▶ **WHAT THE EXERCISE ASKS**:
Give back every line of the items below without changes, leaving the pictures out.

======== DATASET RECORDS ========

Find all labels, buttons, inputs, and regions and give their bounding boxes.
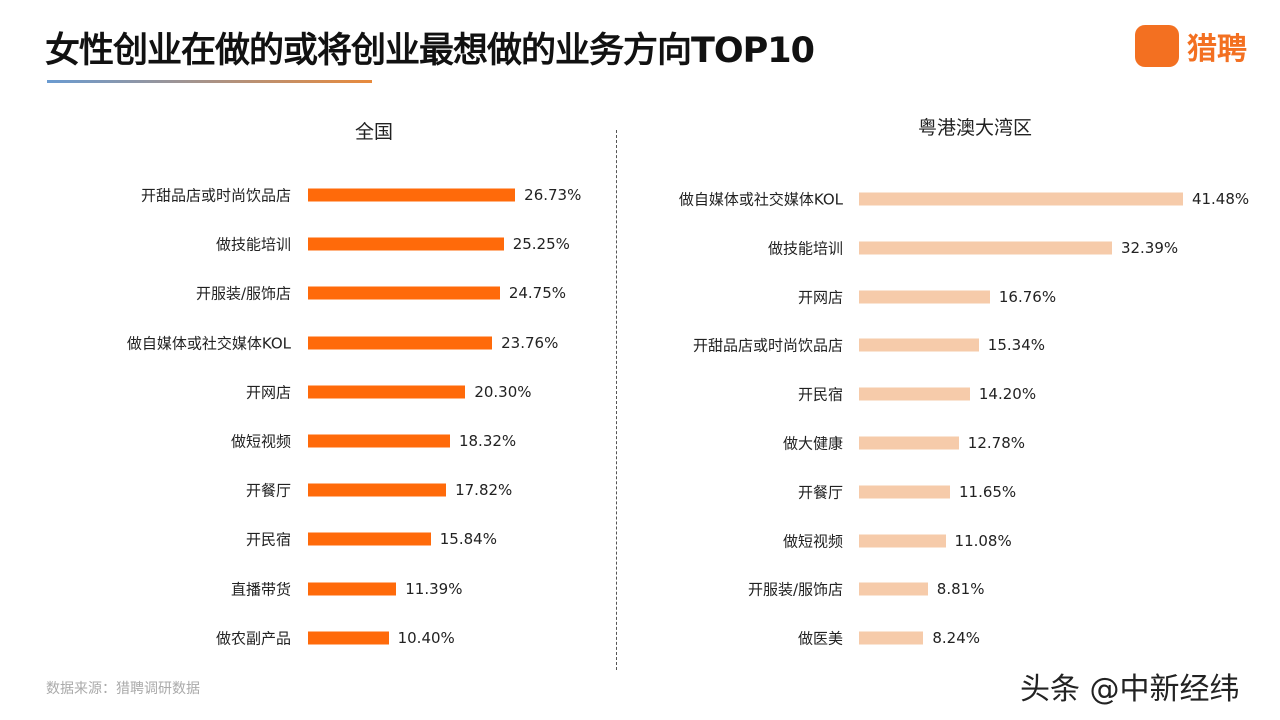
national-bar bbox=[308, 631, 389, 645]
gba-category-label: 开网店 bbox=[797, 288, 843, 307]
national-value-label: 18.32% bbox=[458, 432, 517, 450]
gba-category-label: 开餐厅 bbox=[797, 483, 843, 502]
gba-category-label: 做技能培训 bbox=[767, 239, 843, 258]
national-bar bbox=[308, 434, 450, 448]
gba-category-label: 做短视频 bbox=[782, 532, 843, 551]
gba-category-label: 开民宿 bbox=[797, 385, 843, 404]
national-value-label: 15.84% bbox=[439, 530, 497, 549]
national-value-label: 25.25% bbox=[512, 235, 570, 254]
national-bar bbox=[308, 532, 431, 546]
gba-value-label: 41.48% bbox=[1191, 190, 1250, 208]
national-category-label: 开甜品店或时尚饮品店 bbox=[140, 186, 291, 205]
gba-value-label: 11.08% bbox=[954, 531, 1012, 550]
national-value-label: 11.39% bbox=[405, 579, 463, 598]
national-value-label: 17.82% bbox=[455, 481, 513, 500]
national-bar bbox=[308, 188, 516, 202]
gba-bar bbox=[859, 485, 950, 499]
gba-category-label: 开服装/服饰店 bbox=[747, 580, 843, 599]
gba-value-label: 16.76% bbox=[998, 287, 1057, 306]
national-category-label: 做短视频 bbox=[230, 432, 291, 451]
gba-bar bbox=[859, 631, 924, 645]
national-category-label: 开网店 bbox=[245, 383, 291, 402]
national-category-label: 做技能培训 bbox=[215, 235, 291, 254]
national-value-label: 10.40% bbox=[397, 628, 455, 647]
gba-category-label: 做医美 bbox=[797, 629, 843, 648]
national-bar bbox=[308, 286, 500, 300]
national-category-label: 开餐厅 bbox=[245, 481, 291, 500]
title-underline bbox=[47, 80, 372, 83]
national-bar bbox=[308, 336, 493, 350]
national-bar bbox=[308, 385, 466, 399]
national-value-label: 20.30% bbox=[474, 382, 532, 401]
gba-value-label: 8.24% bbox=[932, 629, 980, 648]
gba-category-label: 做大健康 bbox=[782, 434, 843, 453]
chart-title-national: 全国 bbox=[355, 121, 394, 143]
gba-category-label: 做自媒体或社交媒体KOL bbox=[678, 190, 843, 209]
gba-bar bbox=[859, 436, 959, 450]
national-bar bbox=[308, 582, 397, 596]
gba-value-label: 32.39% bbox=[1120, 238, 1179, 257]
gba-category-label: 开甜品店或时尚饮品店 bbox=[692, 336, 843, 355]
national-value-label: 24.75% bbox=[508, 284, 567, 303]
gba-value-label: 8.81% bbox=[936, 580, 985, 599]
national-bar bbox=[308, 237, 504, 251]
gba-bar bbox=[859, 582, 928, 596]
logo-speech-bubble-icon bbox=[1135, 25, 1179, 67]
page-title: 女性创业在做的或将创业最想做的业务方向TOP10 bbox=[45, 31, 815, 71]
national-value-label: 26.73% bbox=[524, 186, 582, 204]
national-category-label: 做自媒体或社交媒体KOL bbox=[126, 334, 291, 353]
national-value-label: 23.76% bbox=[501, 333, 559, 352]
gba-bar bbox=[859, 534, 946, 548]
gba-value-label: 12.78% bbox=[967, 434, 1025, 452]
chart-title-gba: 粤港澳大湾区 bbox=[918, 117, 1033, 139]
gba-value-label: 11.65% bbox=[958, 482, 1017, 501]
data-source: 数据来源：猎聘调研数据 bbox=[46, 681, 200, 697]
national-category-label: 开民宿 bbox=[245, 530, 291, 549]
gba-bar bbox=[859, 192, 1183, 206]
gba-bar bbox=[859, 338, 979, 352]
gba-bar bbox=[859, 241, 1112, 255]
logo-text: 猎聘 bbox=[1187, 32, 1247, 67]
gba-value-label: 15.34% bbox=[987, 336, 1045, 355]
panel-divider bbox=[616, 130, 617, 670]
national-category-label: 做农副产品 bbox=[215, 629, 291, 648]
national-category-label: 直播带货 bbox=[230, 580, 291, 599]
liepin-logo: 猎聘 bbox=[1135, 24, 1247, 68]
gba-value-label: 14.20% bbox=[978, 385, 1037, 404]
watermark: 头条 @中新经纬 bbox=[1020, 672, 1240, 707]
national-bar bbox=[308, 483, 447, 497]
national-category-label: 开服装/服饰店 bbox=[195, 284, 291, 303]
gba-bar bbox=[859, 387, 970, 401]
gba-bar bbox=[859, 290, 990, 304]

========

▶ **FINAL ANSWER**:
Find all labels, buttons, inputs, and regions and give their bounding boxes.
national-bar bbox=[308, 631, 389, 645]
gba-category-label: 开网店 bbox=[797, 288, 843, 307]
national-value-label: 18.32% bbox=[458, 432, 517, 450]
gba-category-label: 开餐厅 bbox=[797, 483, 843, 502]
gba-category-label: 做技能培训 bbox=[767, 239, 843, 258]
national-bar bbox=[308, 434, 450, 448]
gba-category-label: 做短视频 bbox=[782, 532, 843, 551]
gba-category-label: 开民宿 bbox=[797, 385, 843, 404]
national-value-label: 15.84% bbox=[439, 530, 497, 549]
national-value-label: 25.25% bbox=[512, 235, 570, 254]
national-bar bbox=[308, 532, 431, 546]
gba-value-label: 41.48% bbox=[1191, 190, 1250, 208]
national-category-label: 开甜品店或时尚饮品店 bbox=[140, 186, 291, 205]
gba-value-label: 11.08% bbox=[954, 531, 1012, 550]
national-value-label: 11.39% bbox=[405, 579, 463, 598]
national-value-label: 17.82% bbox=[455, 481, 513, 500]
national-bar bbox=[308, 188, 516, 202]
gba-bar bbox=[859, 485, 950, 499]
gba-category-label: 开服装/服饰店 bbox=[747, 580, 843, 599]
gba-value-label: 16.76% bbox=[998, 287, 1057, 306]
national-category-label: 做短视频 bbox=[230, 432, 291, 451]
gba-bar bbox=[859, 631, 924, 645]
national-category-label: 开网店 bbox=[245, 383, 291, 402]
national-category-label: 做技能培训 bbox=[215, 235, 291, 254]
national-value-label: 10.40% bbox=[397, 628, 455, 647]
gba-category-label: 做医美 bbox=[797, 629, 843, 648]
national-bar bbox=[308, 286, 500, 300]
national-category-label: 开餐厅 bbox=[245, 481, 291, 500]
title-underline bbox=[47, 80, 372, 83]
national-bar bbox=[308, 336, 493, 350]
national-bar bbox=[308, 385, 466, 399]
national-value-label: 20.30% bbox=[474, 382, 532, 401]
gba-value-label: 8.24% bbox=[932, 629, 980, 648]
gba-category-label: 做大健康 bbox=[782, 434, 843, 453]
chart-title-national: 全国 bbox=[355, 121, 394, 143]
gba-category-label: 做自媒体或社交媒体KOL bbox=[678, 190, 843, 209]
gba-bar bbox=[859, 436, 959, 450]
national-bar bbox=[308, 582, 397, 596]
gba-value-label: 32.39% bbox=[1120, 238, 1179, 257]
gba-category-label: 开甜品店或时尚饮品店 bbox=[692, 336, 843, 355]
national-value-label: 24.75% bbox=[508, 284, 567, 303]
gba-value-label: 8.81% bbox=[936, 580, 985, 599]
national-bar bbox=[308, 237, 504, 251]
gba-bar bbox=[859, 582, 928, 596]
logo-speech-bubble-icon bbox=[1135, 25, 1179, 67]
page-title: 女性创业在做的或将创业最想做的业务方向TOP10 bbox=[45, 31, 815, 71]
national-value-label: 26.73% bbox=[524, 186, 582, 204]
national-category-label: 做自媒体或社交媒体KOL bbox=[126, 334, 291, 353]
national-value-label: 23.76% bbox=[501, 333, 559, 352]
gba-bar bbox=[859, 534, 946, 548]
gba-value-label: 12.78% bbox=[967, 434, 1025, 452]
chart-title-gba: 粤港澳大湾区 bbox=[918, 117, 1033, 139]
gba-value-label: 11.65% bbox=[958, 482, 1017, 501]
data-source: 数据来源：猎聘调研数据 bbox=[46, 681, 200, 697]
national-category-label: 开民宿 bbox=[245, 530, 291, 549]
gba-bar bbox=[859, 192, 1183, 206]
gba-bar bbox=[859, 338, 979, 352]
gba-bar bbox=[859, 241, 1112, 255]
logo-text: 猎聘 bbox=[1187, 32, 1247, 67]
gba-value-label: 15.34% bbox=[987, 336, 1045, 355]
panel-divider bbox=[616, 130, 617, 670]
national-category-label: 做农副产品 bbox=[215, 629, 291, 648]
national-category-label: 直播带货 bbox=[230, 580, 291, 599]
liepin-logo: 猎聘 bbox=[1135, 24, 1247, 68]
gba-value-label: 14.20% bbox=[978, 385, 1037, 404]
watermark: 头条 @中新经纬 bbox=[1020, 672, 1240, 707]
national-bar bbox=[308, 483, 447, 497]
national-category-label: 开服装/服饰店 bbox=[195, 284, 291, 303]
gba-bar bbox=[859, 387, 970, 401]
gba-bar bbox=[859, 290, 990, 304]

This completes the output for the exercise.